* **WHAT IS REQUIRED**
Transcribe every line exactly and omit anything that is a picture.

* **DATASET CONTENT**

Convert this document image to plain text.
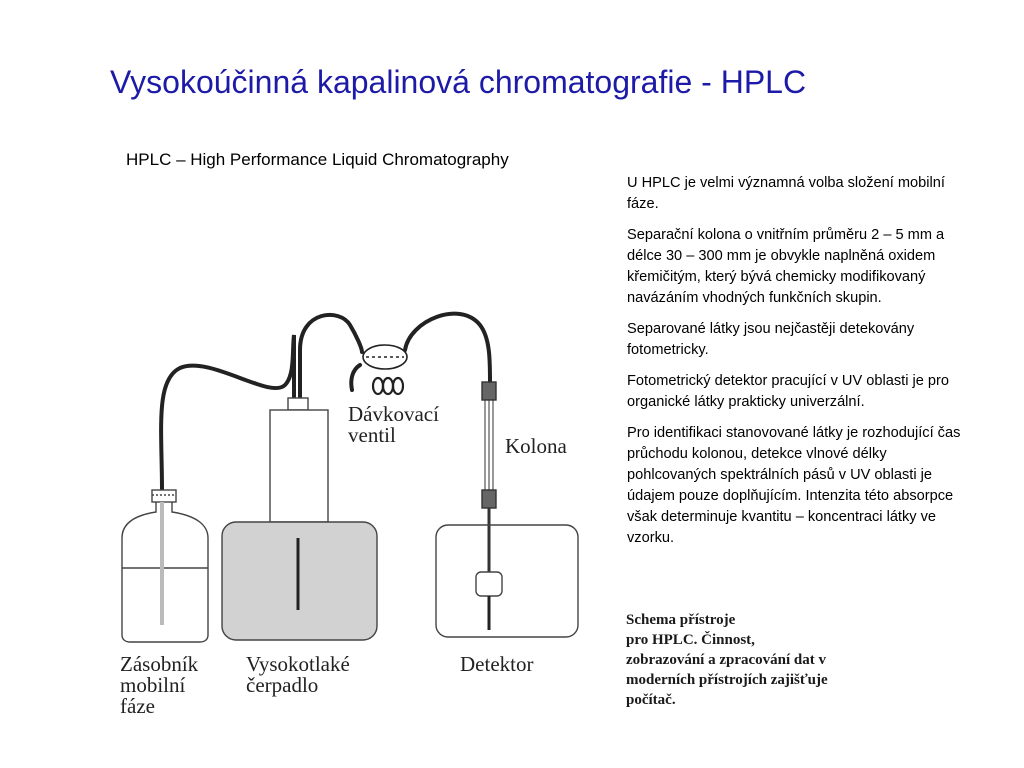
Vysokoúčinná kapalinová chromatografie - HPLC
HPLC – High Performance Liquid Chromatography

U HPLC je velmi významná volba složení mobilní fáze.

Separační kolona o vnitřním průměru 2 – 5 mm a délce 30 – 300 mm je obvykle naplněná oxidem křemičitým, který bývá chemicky modifikovaný navázáním vhodných funkčních skupin.

Separované látky jsou nejčastěji detekovány fotometricky.

Fotometrický detektor pracující v UV oblasti je pro organické látky prakticky univerzální.

Pro identifikaci stanovované látky je rozhodující čas průchodu kolonou, detekce vlnové délky pohlcovaných spektrálních pásů v UV oblasti je údajem pouze doplňujícím. Intenzita této absorpce však determinuje kvantitu – koncentraci látky ve vzorku.

Dávkovací
ventil	Kolona
Zásobník
mobilní
fáze
Vysokotlaké
čerpadlo
Detektor
Schema přístroje
pro HPLC. Činnost,
zobrazování a zpracování dat v
moderních přístrojích zajišťuje
počítač.
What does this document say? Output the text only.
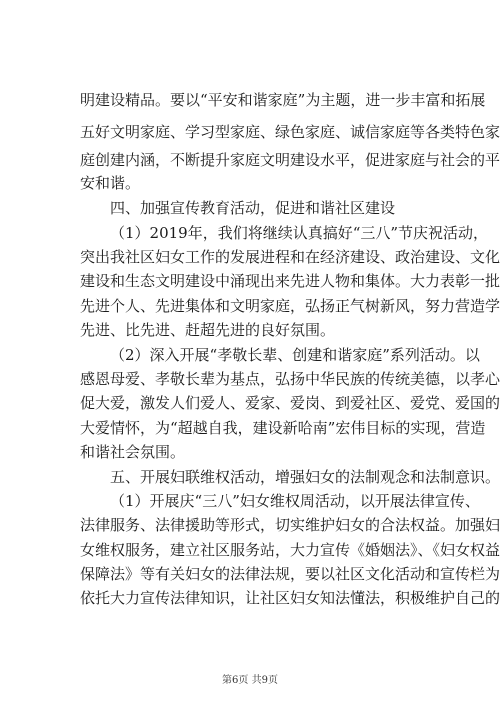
明建设精品。要以“平安和谐家庭”为主题，进一步丰富和拓展
五好文明家庭、学习型家庭、绿色家庭、诚信家庭等各类特色家
庭创建内涵，不断提升家庭文明建设水平，促进家庭与社会的平
安和谐。
四、加强宣传教育活动，促进和谐社区建设
（1）2019年，我们将继续认真搞好“三八”节庆祝活动，
突出我社区妇女工作的发展进程和在经济建设、政治建设、文化
建设和生态文明建设中涌现出来先进人物和集体。大力表彰一批
先进个人、先进集体和文明家庭，弘扬正气树新风，努力营造学
先进、比先进、赶超先进的良好氛围。
（2）深入开展“孝敬长辈、创建和谐家庭”系列活动。以
感恩母爱、孝敬长辈为基点，弘扬中华民族的传统美德，以孝心
促大爱，激发人们爱人、爱家、爱岗、到爱社区、爱党、爱国的
大爱情怀，为“超越自我，建设新哈南”宏伟目标的实现，营造
和谐社会氛围。
五、开展妇联维权活动，增强妇女的法制观念和法制意识。
（1）开展庆“三八”妇女维权周活动，以开展法律宣传、
法律服务、法律援助等形式，切实维护妇女的合法权益。加强妇
女维权服务，建立社区服务站，大力宣传《婚姻法》、《妇女权益
保障法》等有关妇女的法律法规，要以社区文化活动和宣传栏为
依托大力宣传法律知识，让社区妇女知法懂法，积极维护自己的
第6页 共9页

* **RESULT FOR THIS TASK**
Convert this document image to plain text.
Vysokoúčinná kapalinová chromatografie - HPLC
HPLC – High Performance Liquid Chromatography

U HPLC je velmi významná volba složení mobilní fáze.

Separační kolona o vnitřním průměru 2 – 5 mm a délce 30 – 300 mm je obvykle naplněná oxidem křemičitým, který bývá chemicky modifikovaný navázáním vhodných funkčních skupin.

Separované látky jsou nejčastěji detekovány fotometricky.

Fotometrický detektor pracující v UV oblasti je pro organické látky prakticky univerzální.

Pro identifikaci stanovované látky je rozhodující čas průchodu kolonou, detekce vlnové délky pohlcovaných spektrálních pásů v UV oblasti je údajem pouze doplňujícím. Intenzita této absorpce však determinuje kvantitu – koncentraci látky ve vzorku.

Dávkovací
ventil	Kolona
Zásobník
mobilní
fáze
Vysokotlaké
čerpadlo
Detektor
Schema přístroje
pro HPLC. Činnost,
zobrazování a zpracování dat v
moderních přístrojích zajišťuje
počítač.
What does this document say? Output the text only.
明建设精品。要以“平安和谐家庭”为主题，进一步丰富和拓展
五好文明家庭、学习型家庭、绿色家庭、诚信家庭等各类特色家
庭创建内涵，不断提升家庭文明建设水平，促进家庭与社会的平
安和谐。
四、加强宣传教育活动，促进和谐社区建设
（1）2019年，我们将继续认真搞好“三八”节庆祝活动，
突出我社区妇女工作的发展进程和在经济建设、政治建设、文化
建设和生态文明建设中涌现出来先进人物和集体。大力表彰一批
先进个人、先进集体和文明家庭，弘扬正气树新风，努力营造学
先进、比先进、赶超先进的良好氛围。
（2）深入开展“孝敬长辈、创建和谐家庭”系列活动。以
感恩母爱、孝敬长辈为基点，弘扬中华民族的传统美德，以孝心
促大爱，激发人们爱人、爱家、爱岗、到爱社区、爱党、爱国的
大爱情怀，为“超越自我，建设新哈南”宏伟目标的实现，营造
和谐社会氛围。
五、开展妇联维权活动，增强妇女的法制观念和法制意识。
（1）开展庆“三八”妇女维权周活动，以开展法律宣传、
法律服务、法律援助等形式，切实维护妇女的合法权益。加强妇
女维权服务，建立社区服务站，大力宣传《婚姻法》、《妇女权益
保障法》等有关妇女的法律法规，要以社区文化活动和宣传栏为
依托大力宣传法律知识，让社区妇女知法懂法，积极维护自己的
第6页 共9页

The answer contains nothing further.